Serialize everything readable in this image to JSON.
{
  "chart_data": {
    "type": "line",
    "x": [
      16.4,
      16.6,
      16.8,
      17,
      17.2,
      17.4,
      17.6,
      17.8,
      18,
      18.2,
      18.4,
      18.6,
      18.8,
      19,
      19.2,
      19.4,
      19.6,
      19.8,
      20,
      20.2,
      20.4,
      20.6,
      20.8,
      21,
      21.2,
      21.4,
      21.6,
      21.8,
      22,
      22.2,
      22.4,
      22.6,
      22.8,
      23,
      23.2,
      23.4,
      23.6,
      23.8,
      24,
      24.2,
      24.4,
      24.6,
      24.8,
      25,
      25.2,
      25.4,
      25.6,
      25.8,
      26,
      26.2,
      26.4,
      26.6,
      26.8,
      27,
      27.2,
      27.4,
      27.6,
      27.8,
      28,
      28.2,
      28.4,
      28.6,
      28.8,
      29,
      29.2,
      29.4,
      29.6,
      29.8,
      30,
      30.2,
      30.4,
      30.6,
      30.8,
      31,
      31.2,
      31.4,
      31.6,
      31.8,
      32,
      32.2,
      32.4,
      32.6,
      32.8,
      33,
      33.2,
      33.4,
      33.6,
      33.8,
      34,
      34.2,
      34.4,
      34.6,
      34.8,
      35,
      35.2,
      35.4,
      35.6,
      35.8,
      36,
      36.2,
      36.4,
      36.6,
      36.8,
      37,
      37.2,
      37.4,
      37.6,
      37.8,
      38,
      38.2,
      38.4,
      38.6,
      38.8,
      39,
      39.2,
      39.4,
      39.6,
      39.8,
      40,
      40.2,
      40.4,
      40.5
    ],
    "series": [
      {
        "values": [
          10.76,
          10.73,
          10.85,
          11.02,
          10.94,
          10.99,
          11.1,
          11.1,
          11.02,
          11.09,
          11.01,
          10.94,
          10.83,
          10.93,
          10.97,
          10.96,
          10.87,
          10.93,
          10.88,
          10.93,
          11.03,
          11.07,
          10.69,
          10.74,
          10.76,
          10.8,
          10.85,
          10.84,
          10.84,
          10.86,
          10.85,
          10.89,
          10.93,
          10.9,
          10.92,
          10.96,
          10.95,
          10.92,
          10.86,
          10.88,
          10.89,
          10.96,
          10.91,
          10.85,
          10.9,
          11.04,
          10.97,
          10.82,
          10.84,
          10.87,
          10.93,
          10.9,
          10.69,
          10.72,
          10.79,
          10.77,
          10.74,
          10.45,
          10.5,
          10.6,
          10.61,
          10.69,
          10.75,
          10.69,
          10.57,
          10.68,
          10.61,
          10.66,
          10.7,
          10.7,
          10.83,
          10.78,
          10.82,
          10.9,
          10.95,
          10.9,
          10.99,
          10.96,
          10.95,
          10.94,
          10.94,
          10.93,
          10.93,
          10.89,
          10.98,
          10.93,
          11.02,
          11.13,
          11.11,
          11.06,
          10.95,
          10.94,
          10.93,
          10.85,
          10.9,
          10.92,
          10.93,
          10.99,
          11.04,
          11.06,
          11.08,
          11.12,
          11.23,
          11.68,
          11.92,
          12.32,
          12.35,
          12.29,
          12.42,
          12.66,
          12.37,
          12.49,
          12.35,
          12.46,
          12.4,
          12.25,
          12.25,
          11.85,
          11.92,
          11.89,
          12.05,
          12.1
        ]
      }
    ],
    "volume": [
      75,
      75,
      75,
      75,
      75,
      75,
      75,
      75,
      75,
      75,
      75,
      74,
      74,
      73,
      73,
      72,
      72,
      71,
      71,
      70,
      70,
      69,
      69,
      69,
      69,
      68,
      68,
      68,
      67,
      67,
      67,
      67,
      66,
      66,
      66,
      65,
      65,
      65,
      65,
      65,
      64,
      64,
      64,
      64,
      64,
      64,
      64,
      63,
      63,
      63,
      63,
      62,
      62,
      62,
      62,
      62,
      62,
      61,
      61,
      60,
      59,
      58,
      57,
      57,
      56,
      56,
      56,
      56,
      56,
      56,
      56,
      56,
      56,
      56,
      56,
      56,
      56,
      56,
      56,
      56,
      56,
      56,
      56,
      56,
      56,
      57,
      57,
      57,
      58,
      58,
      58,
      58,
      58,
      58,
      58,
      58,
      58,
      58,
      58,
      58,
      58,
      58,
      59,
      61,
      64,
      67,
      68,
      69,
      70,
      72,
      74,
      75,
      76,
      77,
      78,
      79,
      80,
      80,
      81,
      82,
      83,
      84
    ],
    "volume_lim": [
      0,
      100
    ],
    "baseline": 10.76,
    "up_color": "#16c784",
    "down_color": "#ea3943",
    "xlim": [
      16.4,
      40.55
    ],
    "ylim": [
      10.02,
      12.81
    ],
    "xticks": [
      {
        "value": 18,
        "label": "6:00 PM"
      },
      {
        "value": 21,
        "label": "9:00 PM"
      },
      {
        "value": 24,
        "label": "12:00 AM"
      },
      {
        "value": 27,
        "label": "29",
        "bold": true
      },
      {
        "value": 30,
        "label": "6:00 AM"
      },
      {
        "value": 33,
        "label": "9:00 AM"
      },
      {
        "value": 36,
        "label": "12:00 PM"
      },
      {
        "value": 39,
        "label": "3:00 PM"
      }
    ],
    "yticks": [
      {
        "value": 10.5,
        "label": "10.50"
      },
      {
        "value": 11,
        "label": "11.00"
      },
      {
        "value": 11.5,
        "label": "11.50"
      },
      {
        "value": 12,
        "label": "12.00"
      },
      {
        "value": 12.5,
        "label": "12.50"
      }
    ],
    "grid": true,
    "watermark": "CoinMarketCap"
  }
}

+===+

From the first line to the last, retype the data exactly.

Serialize everything readable in this image to JSON.
{
  "chart_data": {
    "type": "line",
    "x": [
      16.4,
      16.6,
      16.8,
      17,
      17.2,
      17.4,
      17.6,
      17.8,
      18,
      18.2,
      18.4,
      18.6,
      18.8,
      19,
      19.2,
      19.4,
      19.6,
      19.8,
      20,
      20.2,
      20.4,
      20.6,
      20.8,
      21,
      21.2,
      21.4,
      21.6,
      21.8,
      22,
      22.2,
      22.4,
      22.6,
      22.8,
      23,
      23.2,
      23.4,
      23.6,
      23.8,
      24,
      24.2,
      24.4,
      24.6,
      24.8,
      25,
      25.2,
      25.4,
      25.6,
      25.8,
      26,
      26.2,
      26.4,
      26.6,
      26.8,
      27,
      27.2,
      27.4,
      27.6,
      27.8,
      28,
      28.2,
      28.4,
      28.6,
      28.8,
      29,
      29.2,
      29.4,
      29.6,
      29.8,
      30,
      30.2,
      30.4,
      30.6,
      30.8,
      31,
      31.2,
      31.4,
      31.6,
      31.8,
      32,
      32.2,
      32.4,
      32.6,
      32.8,
      33,
      33.2,
      33.4,
      33.6,
      33.8,
      34,
      34.2,
      34.4,
      34.6,
      34.8,
      35,
      35.2,
      35.4,
      35.6,
      35.8,
      36,
      36.2,
      36.4,
      36.6,
      36.8,
      37,
      37.2,
      37.4,
      37.6,
      37.8,
      38,
      38.2,
      38.4,
      38.6,
      38.8,
      39,
      39.2,
      39.4,
      39.6,
      39.8,
      40,
      40.2,
      40.4,
      40.5
    ],
    "series": [
      {
        "values": [
          10.76,
          10.73,
          10.85,
          11.02,
          10.94,
          10.99,
          11.1,
          11.1,
          11.02,
          11.09,
          11.01,
          10.94,
          10.83,
          10.93,
          10.97,
          10.96,
          10.87,
          10.93,
          10.88,
          10.93,
          11.03,
          11.07,
          10.69,
          10.74,
          10.76,
          10.8,
          10.85,
          10.84,
          10.84,
          10.86,
          10.85,
          10.89,
          10.93,
          10.9,
          10.92,
          10.96,
          10.95,
          10.92,
          10.86,
          10.88,
          10.89,
          10.96,
          10.91,
          10.85,
          10.9,
          11.04,
          10.97,
          10.82,
          10.84,
          10.87,
          10.93,
          10.9,
          10.69,
          10.72,
          10.79,
          10.77,
          10.74,
          10.45,
          10.5,
          10.6,
          10.61,
          10.69,
          10.75,
          10.69,
          10.57,
          10.68,
          10.61,
          10.66,
          10.7,
          10.7,
          10.83,
          10.78,
          10.82,
          10.9,
          10.95,
          10.9,
          10.99,
          10.96,
          10.95,
          10.94,
          10.94,
          10.93,
          10.93,
          10.89,
          10.98,
          10.93,
          11.02,
          11.13,
          11.11,
          11.06,
          10.95,
          10.94,
          10.93,
          10.85,
          10.9,
          10.92,
          10.93,
          10.99,
          11.04,
          11.06,
          11.08,
          11.12,
          11.23,
          11.68,
          11.92,
          12.32,
          12.35,
          12.29,
          12.42,
          12.66,
          12.37,
          12.49,
          12.35,
          12.46,
          12.4,
          12.25,
          12.25,
          11.85,
          11.92,
          11.89,
          12.05,
          12.1
        ]
      }
    ],
    "volume": [
      75,
      75,
      75,
      75,
      75,
      75,
      75,
      75,
      75,
      75,
      75,
      74,
      74,
      73,
      73,
      72,
      72,
      71,
      71,
      70,
      70,
      69,
      69,
      69,
      69,
      68,
      68,
      68,
      67,
      67,
      67,
      67,
      66,
      66,
      66,
      65,
      65,
      65,
      65,
      65,
      64,
      64,
      64,
      64,
      64,
      64,
      64,
      63,
      63,
      63,
      63,
      62,
      62,
      62,
      62,
      62,
      62,
      61,
      61,
      60,
      59,
      58,
      57,
      57,
      56,
      56,
      56,
      56,
      56,
      56,
      56,
      56,
      56,
      56,
      56,
      56,
      56,
      56,
      56,
      56,
      56,
      56,
      56,
      56,
      56,
      57,
      57,
      57,
      58,
      58,
      58,
      58,
      58,
      58,
      58,
      58,
      58,
      58,
      58,
      58,
      58,
      58,
      59,
      61,
      64,
      67,
      68,
      69,
      70,
      72,
      74,
      75,
      76,
      77,
      78,
      79,
      80,
      80,
      81,
      82,
      83,
      84
    ],
    "volume_lim": [
      0,
      100
    ],
    "baseline": 10.76,
    "up_color": "#16c784",
    "down_color": "#ea3943",
    "xlim": [
      16.4,
      40.55
    ],
    "ylim": [
      10.02,
      12.81
    ],
    "xticks": [
      {
        "value": 18,
        "label": "6:00 PM"
      },
      {
        "value": 21,
        "label": "9:00 PM"
      },
      {
        "value": 24,
        "label": "12:00 AM"
      },
      {
        "value": 27,
        "label": "29",
        "bold": true
      },
      {
        "value": 30,
        "label": "6:00 AM"
      },
      {
        "value": 33,
        "label": "9:00 AM"
      },
      {
        "value": 36,
        "label": "12:00 PM"
      },
      {
        "value": 39,
        "label": "3:00 PM"
      }
    ],
    "yticks": [
      {
        "value": 10.5,
        "label": "10.50"
      },
      {
        "value": 11,
        "label": "11.00"
      },
      {
        "value": 11.5,
        "label": "11.50"
      },
      {
        "value": 12,
        "label": "12.00"
      },
      {
        "value": 12.5,
        "label": "12.50"
      }
    ],
    "grid": true,
    "watermark": "CoinMarketCap"
  }
}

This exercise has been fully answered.